Information shown:
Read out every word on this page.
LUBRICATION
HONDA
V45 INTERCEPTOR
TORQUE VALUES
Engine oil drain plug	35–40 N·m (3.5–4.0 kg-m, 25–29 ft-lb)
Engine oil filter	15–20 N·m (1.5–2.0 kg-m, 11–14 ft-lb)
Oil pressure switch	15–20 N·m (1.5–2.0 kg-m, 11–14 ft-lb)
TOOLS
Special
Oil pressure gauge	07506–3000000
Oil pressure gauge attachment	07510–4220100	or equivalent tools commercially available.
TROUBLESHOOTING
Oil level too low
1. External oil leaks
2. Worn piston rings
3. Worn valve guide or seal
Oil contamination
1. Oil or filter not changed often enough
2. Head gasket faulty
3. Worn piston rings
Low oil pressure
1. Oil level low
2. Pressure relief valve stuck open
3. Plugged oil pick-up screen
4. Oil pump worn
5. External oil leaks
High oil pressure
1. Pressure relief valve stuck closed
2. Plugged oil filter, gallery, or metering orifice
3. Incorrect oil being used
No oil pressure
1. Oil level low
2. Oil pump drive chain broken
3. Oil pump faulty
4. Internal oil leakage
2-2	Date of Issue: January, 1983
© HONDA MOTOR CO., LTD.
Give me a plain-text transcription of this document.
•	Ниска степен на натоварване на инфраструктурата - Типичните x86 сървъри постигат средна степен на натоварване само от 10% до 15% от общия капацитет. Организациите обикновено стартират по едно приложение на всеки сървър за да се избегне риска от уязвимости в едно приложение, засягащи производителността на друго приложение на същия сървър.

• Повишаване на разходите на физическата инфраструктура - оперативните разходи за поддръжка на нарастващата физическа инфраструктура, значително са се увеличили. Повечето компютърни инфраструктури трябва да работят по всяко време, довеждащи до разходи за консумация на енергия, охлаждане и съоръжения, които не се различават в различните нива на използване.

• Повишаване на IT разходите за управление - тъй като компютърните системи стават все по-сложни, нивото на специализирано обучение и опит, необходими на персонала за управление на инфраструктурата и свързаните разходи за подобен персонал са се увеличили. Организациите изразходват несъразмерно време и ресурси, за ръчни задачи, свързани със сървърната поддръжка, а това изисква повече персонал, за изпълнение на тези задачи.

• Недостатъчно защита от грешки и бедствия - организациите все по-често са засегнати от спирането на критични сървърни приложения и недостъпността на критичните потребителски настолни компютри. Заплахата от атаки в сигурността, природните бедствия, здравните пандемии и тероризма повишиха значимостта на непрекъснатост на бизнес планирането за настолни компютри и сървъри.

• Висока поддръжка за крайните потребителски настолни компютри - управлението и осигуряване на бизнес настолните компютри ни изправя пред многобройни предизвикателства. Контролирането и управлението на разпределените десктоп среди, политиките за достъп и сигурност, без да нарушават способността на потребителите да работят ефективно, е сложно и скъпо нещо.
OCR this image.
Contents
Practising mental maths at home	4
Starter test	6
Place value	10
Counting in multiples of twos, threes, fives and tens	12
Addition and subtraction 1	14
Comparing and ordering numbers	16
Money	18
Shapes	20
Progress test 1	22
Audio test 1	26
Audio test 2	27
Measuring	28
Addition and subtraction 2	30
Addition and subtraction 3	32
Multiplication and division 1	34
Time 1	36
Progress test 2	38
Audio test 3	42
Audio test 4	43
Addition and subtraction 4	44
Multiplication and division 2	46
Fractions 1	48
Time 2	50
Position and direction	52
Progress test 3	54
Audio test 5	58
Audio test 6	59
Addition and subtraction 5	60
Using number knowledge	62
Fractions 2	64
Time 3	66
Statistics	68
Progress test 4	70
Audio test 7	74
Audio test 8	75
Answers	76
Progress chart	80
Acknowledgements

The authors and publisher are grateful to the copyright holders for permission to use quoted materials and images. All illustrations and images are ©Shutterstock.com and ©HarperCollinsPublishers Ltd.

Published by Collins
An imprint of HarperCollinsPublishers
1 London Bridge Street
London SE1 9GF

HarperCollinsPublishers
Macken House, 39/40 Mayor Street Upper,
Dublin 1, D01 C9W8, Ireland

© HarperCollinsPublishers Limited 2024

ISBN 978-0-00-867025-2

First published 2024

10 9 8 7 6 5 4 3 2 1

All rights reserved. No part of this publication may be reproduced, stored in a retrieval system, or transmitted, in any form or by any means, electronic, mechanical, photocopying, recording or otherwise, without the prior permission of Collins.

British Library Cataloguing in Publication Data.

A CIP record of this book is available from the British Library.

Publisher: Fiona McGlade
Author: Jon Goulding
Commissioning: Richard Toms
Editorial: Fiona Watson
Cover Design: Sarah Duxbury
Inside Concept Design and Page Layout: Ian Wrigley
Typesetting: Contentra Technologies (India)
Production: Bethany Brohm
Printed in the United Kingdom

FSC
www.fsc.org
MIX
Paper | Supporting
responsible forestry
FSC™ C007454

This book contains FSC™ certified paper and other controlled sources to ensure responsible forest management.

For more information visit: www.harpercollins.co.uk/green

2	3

Aim: Copy out the lines in which the string "permission" appears.

Task result:
The authors and publisher are grateful to the copyright holders for permission to use quoted materials and images. All illustrations and images are ©Shutterstock.com and ©HarperCollinsPublishers Ltd.
All rights reserved. No part of this publication may be reproduced, stored in a retrieval system, or transmitted, in any form or by any means, electronic, mechanical, photocopying, recording or otherwise, without the prior permission of Collins.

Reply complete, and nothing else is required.